Extracted data
┄┄┄┄┄┄┄┄┄┄
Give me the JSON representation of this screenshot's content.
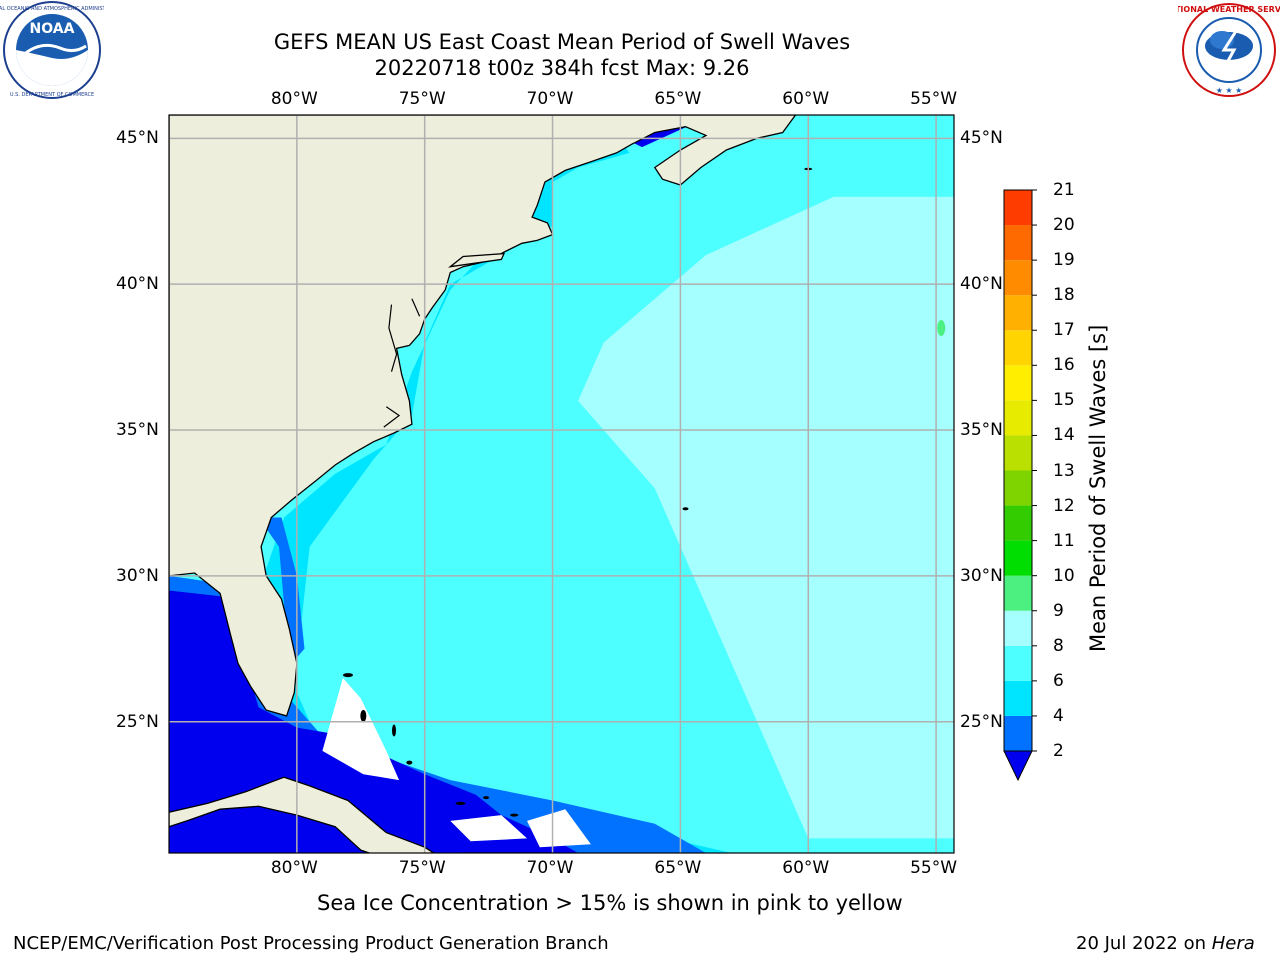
{
  "header": {
    "title_line1": "GEFS MEAN US East Coast Mean Period of Swell Waves",
    "title_line2": "20220718 t00z 384h fcst   Max: 9.26"
  },
  "logos": {
    "left": "noaa-logo",
    "right": "national-weather-service-logo",
    "noaa_text": "NOAA",
    "noaa_ring_text": "NATIONAL OCEANIC AND ATMOSPHERIC ADMINISTRATION",
    "noaa_ring_text_bottom": "U.S. DEPARTMENT OF COMMERCE",
    "nws_ring_text": "NATIONAL WEATHER SERVICE"
  },
  "map": {
    "lon_labels_top": [
      "80°W",
      "75°W",
      "70°W",
      "65°W",
      "60°W",
      "55°W"
    ],
    "lon_labels_bottom": [
      "80°W",
      "75°W",
      "70°W",
      "65°W",
      "60°W",
      "55°W"
    ],
    "lat_labels_left": [
      "45°N",
      "40°N",
      "35°N",
      "30°N",
      "25°N"
    ],
    "lat_labels_right": [
      "45°N",
      "40°N",
      "35°N",
      "30°N",
      "25°N"
    ],
    "lon_range": [
      -85,
      -54.3
    ],
    "lat_range": [
      20.5,
      45.8
    ],
    "colors": {
      "land": "#eeeedd",
      "grid": "#b0b0b0",
      "coast": "#000000"
    }
  },
  "colorbar": {
    "title": "Mean Period of Swell Waves [s]",
    "tick_labels": [
      "2",
      "4",
      "6",
      "8",
      "9",
      "10",
      "11",
      "12",
      "13",
      "14",
      "15",
      "16",
      "17",
      "18",
      "19",
      "20",
      "21"
    ],
    "levels": [
      2,
      4,
      6,
      8,
      9,
      10,
      11,
      12,
      13,
      14,
      15,
      16,
      17,
      18,
      19,
      20,
      21
    ],
    "colors": [
      "#0072ff",
      "#00e5ff",
      "#4dffff",
      "#a5ffff",
      "#4cf080",
      "#00dd00",
      "#33cc00",
      "#7fd400",
      "#b9e000",
      "#e6eb00",
      "#ffee00",
      "#ffd400",
      "#ffb000",
      "#ff8c00",
      "#ff6a00",
      "#ff3c00",
      "#ff0000"
    ],
    "under_color": "#0000ee"
  },
  "footer": {
    "sea_ice_note": "Sea Ice Concentration > 15% is shown in pink to yellow",
    "credit": "NCEP/EMC/Verification Post Processing Product Generation Branch",
    "date": "20 Jul 2022 on ",
    "host": "Hera"
  }
}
┄┄┄┄┄┄┄┄┄┄
Objective
Look through the entries above; copy each line where the string "Waves" appears.

Reply to the exercise
    "title_line1": "GEFS MEAN US East Coast Mean Period of Swell Waves",
    "title": "Mean Period of Swell Waves [s]",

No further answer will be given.